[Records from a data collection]
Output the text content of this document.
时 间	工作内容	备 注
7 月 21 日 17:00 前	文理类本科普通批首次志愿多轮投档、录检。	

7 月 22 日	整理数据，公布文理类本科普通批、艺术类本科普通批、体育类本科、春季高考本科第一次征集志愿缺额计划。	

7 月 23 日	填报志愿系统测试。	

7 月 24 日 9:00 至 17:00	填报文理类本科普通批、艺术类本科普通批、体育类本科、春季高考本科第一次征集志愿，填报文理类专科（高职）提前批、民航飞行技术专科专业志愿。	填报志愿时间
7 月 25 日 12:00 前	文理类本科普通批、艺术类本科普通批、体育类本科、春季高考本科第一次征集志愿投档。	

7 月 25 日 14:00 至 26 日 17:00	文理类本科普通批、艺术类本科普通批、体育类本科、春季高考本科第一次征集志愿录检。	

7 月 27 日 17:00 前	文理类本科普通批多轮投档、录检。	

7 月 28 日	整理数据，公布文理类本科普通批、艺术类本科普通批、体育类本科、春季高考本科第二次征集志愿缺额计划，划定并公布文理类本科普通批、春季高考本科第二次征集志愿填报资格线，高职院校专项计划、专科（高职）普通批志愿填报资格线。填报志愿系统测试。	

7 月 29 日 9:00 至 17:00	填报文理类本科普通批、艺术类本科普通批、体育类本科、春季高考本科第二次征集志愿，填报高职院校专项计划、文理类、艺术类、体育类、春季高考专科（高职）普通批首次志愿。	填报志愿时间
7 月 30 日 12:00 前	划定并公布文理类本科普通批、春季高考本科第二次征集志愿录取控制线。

> Work instructions: Restate each record exactly as written.

> Worked solution:
Output the text content of this document.
时 间	工作内容	备 注
7 月 21 日 17:00 前	文理类本科普通批首次志愿多轮投档、录检。	

7 月 22 日	整理数据，公布文理类本科普通批、艺术类本科普通批、体育类本科、春季高考本科第一次征集志愿缺额计划。	

7 月 23 日	填报志愿系统测试。	

7 月 24 日 9:00 至 17:00	填报文理类本科普通批、艺术类本科普通批、体育类本科、春季高考本科第一次征集志愿，填报文理类专科（高职）提前批、民航飞行技术专科专业志愿。	填报志愿时间
7 月 25 日 12:00 前	文理类本科普通批、艺术类本科普通批、体育类本科、春季高考本科第一次征集志愿投档。	

7 月 25 日 14:00 至 26 日 17:00	文理类本科普通批、艺术类本科普通批、体育类本科、春季高考本科第一次征集志愿录检。	

7 月 27 日 17:00 前	文理类本科普通批多轮投档、录检。	

7 月 28 日	整理数据，公布文理类本科普通批、艺术类本科普通批、体育类本科、春季高考本科第二次征集志愿缺额计划，划定并公布文理类本科普通批、春季高考本科第二次征集志愿填报资格线，高职院校专项计划、专科（高职）普通批志愿填报资格线。填报志愿系统测试。	

7 月 29 日 9:00 至 17:00	填报文理类本科普通批、艺术类本科普通批、体育类本科、春季高考本科第二次征集志愿，填报高职院校专项计划、文理类、艺术类、体育类、春季高考专科（高职）普通批首次志愿。	填报志愿时间
7 月 30 日 12:00 前	划定并公布文理类本科普通批、春季高考本科第二次征集志愿录取控制线。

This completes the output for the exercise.